## WORK TO COMPLETE
Update the listing by changing "favorite-item" to "bookmark-item" wherever it occurs. Give every line again with nothing else altered.

## Dataset entries
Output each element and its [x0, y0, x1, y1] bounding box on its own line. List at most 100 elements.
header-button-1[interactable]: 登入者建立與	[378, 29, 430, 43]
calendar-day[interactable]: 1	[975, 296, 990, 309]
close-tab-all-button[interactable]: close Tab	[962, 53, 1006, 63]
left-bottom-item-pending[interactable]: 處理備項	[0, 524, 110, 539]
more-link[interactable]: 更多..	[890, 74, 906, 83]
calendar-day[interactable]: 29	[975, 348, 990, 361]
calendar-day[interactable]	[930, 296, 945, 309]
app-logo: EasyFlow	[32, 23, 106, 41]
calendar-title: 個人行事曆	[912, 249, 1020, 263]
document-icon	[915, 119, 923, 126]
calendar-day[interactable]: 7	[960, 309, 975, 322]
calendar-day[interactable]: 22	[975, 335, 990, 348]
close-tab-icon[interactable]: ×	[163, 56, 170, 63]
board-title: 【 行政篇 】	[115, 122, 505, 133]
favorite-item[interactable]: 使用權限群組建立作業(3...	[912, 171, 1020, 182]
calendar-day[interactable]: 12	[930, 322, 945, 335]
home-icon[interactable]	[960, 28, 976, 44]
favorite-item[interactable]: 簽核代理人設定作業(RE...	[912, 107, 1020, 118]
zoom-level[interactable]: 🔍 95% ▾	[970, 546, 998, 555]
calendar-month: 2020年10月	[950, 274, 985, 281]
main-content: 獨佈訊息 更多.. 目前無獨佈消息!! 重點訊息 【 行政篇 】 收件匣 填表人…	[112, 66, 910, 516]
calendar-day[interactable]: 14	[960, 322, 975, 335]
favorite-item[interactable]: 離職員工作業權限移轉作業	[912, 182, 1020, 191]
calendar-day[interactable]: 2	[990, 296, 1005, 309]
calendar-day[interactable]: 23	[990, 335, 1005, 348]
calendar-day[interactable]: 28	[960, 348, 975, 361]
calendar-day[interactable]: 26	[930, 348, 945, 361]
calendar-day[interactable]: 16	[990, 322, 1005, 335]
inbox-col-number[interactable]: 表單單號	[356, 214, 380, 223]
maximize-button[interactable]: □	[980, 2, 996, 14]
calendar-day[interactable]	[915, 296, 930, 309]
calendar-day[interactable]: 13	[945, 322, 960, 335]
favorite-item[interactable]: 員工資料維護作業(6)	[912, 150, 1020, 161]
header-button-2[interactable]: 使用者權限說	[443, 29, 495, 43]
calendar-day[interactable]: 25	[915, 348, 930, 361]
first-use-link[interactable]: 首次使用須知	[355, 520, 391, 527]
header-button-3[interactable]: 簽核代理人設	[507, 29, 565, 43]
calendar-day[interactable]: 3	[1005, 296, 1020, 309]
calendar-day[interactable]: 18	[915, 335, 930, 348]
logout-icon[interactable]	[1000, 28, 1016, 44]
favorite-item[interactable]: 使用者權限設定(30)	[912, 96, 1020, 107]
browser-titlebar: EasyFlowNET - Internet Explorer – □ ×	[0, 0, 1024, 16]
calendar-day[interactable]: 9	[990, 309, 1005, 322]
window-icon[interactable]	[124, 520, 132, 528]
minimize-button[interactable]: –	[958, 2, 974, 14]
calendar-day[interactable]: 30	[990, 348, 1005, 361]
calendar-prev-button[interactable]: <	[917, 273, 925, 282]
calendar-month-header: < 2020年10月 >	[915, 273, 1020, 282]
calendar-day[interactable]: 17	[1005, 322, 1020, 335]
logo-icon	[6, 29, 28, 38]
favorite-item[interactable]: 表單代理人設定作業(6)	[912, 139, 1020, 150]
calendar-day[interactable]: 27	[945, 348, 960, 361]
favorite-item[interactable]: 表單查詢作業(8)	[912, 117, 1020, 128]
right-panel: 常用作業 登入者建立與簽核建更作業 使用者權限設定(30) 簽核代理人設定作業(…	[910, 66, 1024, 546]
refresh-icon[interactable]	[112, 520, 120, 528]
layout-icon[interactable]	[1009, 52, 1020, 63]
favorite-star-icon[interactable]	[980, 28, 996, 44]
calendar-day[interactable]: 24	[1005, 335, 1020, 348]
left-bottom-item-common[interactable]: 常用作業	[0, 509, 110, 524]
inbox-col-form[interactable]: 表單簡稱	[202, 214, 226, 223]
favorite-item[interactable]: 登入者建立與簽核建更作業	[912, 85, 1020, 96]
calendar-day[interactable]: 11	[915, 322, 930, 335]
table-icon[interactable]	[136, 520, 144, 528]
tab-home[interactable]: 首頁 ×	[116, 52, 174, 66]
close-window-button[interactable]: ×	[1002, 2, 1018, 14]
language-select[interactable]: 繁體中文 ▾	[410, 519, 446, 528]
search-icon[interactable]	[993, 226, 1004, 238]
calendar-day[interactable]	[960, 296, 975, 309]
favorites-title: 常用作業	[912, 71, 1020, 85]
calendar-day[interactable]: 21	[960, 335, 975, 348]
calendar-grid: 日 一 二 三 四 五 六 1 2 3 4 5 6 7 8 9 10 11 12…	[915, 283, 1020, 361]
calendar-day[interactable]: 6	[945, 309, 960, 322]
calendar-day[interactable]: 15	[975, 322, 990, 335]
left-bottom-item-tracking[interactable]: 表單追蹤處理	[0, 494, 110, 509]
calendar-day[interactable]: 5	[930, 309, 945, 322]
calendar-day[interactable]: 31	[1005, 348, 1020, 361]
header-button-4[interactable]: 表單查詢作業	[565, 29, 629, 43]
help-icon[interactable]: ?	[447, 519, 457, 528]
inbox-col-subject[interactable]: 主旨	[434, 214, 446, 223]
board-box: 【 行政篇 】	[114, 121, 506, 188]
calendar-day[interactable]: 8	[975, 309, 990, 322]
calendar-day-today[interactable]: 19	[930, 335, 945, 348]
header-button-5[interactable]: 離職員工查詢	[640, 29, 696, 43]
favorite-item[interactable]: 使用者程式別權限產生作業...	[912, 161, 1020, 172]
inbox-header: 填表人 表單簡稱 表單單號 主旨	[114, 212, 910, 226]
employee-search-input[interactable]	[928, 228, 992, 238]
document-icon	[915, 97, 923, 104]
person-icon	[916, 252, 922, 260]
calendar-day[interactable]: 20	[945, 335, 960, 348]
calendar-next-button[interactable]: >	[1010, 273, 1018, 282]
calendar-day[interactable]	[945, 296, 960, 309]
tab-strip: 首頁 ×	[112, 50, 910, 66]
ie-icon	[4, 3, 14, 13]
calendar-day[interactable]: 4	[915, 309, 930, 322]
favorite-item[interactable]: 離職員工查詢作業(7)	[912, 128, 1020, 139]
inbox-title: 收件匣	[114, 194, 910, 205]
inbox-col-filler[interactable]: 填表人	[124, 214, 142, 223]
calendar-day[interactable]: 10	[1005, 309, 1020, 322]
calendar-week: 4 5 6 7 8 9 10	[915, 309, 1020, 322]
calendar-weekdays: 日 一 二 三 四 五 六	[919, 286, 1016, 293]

## WRITTEN REPLY
Output each element and its [x0, y0, x1, y1] bounding box on its own line. List at most 100 elements.
header-button-1[interactable]: 登入者建立與	[378, 29, 430, 43]
calendar-day[interactable]: 1	[975, 296, 990, 309]
close-tab-all-button[interactable]: close Tab	[962, 53, 1006, 63]
left-bottom-item-pending[interactable]: 處理備項	[0, 524, 110, 539]
more-link[interactable]: 更多..	[890, 74, 906, 83]
calendar-day[interactable]: 29	[975, 348, 990, 361]
calendar-day[interactable]	[930, 296, 945, 309]
app-logo: EasyFlow	[32, 23, 106, 41]
calendar-title: 個人行事曆	[912, 249, 1020, 263]
document-icon	[915, 119, 923, 126]
calendar-day[interactable]: 7	[960, 309, 975, 322]
calendar-day[interactable]: 22	[975, 335, 990, 348]
close-tab-icon[interactable]: ×	[163, 56, 170, 63]
board-title: 【 行政篇 】	[115, 122, 505, 133]
bookmark-item[interactable]: 使用權限群組建立作業(3...	[912, 171, 1020, 182]
calendar-day[interactable]: 12	[930, 322, 945, 335]
home-icon[interactable]	[960, 28, 976, 44]
bookmark-item[interactable]: 簽核代理人設定作業(RE...	[912, 107, 1020, 118]
zoom-level[interactable]: 🔍 95% ▾	[970, 546, 998, 555]
calendar-month: 2020年10月	[950, 274, 985, 281]
main-content: 獨佈訊息 更多.. 目前無獨佈消息!! 重點訊息 【 行政篇 】 收件匣 填表人…	[112, 66, 910, 516]
calendar-day[interactable]: 14	[960, 322, 975, 335]
bookmark-item[interactable]: 離職員工作業權限移轉作業	[912, 182, 1020, 191]
calendar-day[interactable]: 2	[990, 296, 1005, 309]
calendar-day[interactable]: 23	[990, 335, 1005, 348]
calendar-day[interactable]: 28	[960, 348, 975, 361]
calendar-day[interactable]: 26	[930, 348, 945, 361]
calendar-day[interactable]: 16	[990, 322, 1005, 335]
inbox-col-number[interactable]: 表單單號	[356, 214, 380, 223]
maximize-button[interactable]: □	[980, 2, 996, 14]
calendar-day[interactable]	[915, 296, 930, 309]
calendar-day[interactable]: 13	[945, 322, 960, 335]
bookmark-item[interactable]: 員工資料維護作業(6)	[912, 150, 1020, 161]
header-button-2[interactable]: 使用者權限說	[443, 29, 495, 43]
calendar-day[interactable]: 25	[915, 348, 930, 361]
first-use-link[interactable]: 首次使用須知	[355, 520, 391, 527]
header-button-3[interactable]: 簽核代理人設	[507, 29, 565, 43]
calendar-day[interactable]: 3	[1005, 296, 1020, 309]
calendar-day[interactable]: 18	[915, 335, 930, 348]
logout-icon[interactable]	[1000, 28, 1016, 44]
bookmark-item[interactable]: 使用者權限設定(30)	[912, 96, 1020, 107]
browser-titlebar: EasyFlowNET - Internet Explorer – □ ×	[0, 0, 1024, 16]
calendar-day[interactable]: 9	[990, 309, 1005, 322]
window-icon[interactable]	[124, 520, 132, 528]
minimize-button[interactable]: –	[958, 2, 974, 14]
calendar-day[interactable]: 30	[990, 348, 1005, 361]
calendar-prev-button[interactable]: <	[917, 273, 925, 282]
calendar-month-header: < 2020年10月 >	[915, 273, 1020, 282]
calendar-day[interactable]: 17	[1005, 322, 1020, 335]
logo-icon	[6, 29, 28, 38]
bookmark-item[interactable]: 表單代理人設定作業(6)	[912, 139, 1020, 150]
calendar-day[interactable]: 27	[945, 348, 960, 361]
bookmark-item[interactable]: 表單查詢作業(8)	[912, 117, 1020, 128]
right-panel: 常用作業 登入者建立與簽核建更作業 使用者權限設定(30) 簽核代理人設定作業(…	[910, 66, 1024, 546]
refresh-icon[interactable]	[112, 520, 120, 528]
layout-icon[interactable]	[1009, 52, 1020, 63]
favorite-star-icon[interactable]	[980, 28, 996, 44]
calendar-day[interactable]: 24	[1005, 335, 1020, 348]
left-bottom-item-common[interactable]: 常用作業	[0, 509, 110, 524]
inbox-col-form[interactable]: 表單簡稱	[202, 214, 226, 223]
bookmark-item[interactable]: 登入者建立與簽核建更作業	[912, 85, 1020, 96]
calendar-day[interactable]: 11	[915, 322, 930, 335]
table-icon[interactable]	[136, 520, 144, 528]
tab-home[interactable]: 首頁 ×	[116, 52, 174, 66]
close-window-button[interactable]: ×	[1002, 2, 1018, 14]
language-select[interactable]: 繁體中文 ▾	[410, 519, 446, 528]
search-icon[interactable]	[993, 226, 1004, 238]
calendar-day[interactable]	[960, 296, 975, 309]
favorites-title: 常用作業	[912, 71, 1020, 85]
calendar-day[interactable]: 21	[960, 335, 975, 348]
calendar-grid: 日 一 二 三 四 五 六 1 2 3 4 5 6 7 8 9 10 11 12…	[915, 283, 1020, 361]
calendar-day[interactable]: 6	[945, 309, 960, 322]
calendar-day[interactable]: 15	[975, 322, 990, 335]
left-bottom-item-tracking[interactable]: 表單追蹤處理	[0, 494, 110, 509]
calendar-day[interactable]: 5	[930, 309, 945, 322]
calendar-day[interactable]: 31	[1005, 348, 1020, 361]
header-button-4[interactable]: 表單查詢作業	[565, 29, 629, 43]
help-icon[interactable]: ?	[447, 519, 457, 528]
inbox-col-subject[interactable]: 主旨	[434, 214, 446, 223]
board-box: 【 行政篇 】	[114, 121, 506, 188]
calendar-day[interactable]: 8	[975, 309, 990, 322]
calendar-day-today[interactable]: 19	[930, 335, 945, 348]
header-button-5[interactable]: 離職員工查詢	[640, 29, 696, 43]
bookmark-item[interactable]: 使用者程式別權限產生作業...	[912, 161, 1020, 172]
inbox-header: 填表人 表單簡稱 表單單號 主旨	[114, 212, 910, 226]
employee-search-input[interactable]	[928, 228, 992, 238]
document-icon	[915, 97, 923, 104]
person-icon	[916, 252, 922, 260]
calendar-day[interactable]: 20	[945, 335, 960, 348]
calendar-next-button[interactable]: >	[1010, 273, 1018, 282]
calendar-day[interactable]	[945, 296, 960, 309]
tab-strip: 首頁 ×	[112, 50, 910, 66]
ie-icon	[4, 3, 14, 13]
calendar-day[interactable]: 4	[915, 309, 930, 322]
bookmark-item[interactable]: 離職員工查詢作業(7)	[912, 128, 1020, 139]
inbox-title: 收件匣	[114, 194, 910, 205]
inbox-col-filler[interactable]: 填表人	[124, 214, 142, 223]
calendar-day[interactable]: 10	[1005, 309, 1020, 322]
calendar-week: 4 5 6 7 8 9 10	[915, 309, 1020, 322]
calendar-weekdays: 日 一 二 三 四 五 六	[919, 286, 1016, 293]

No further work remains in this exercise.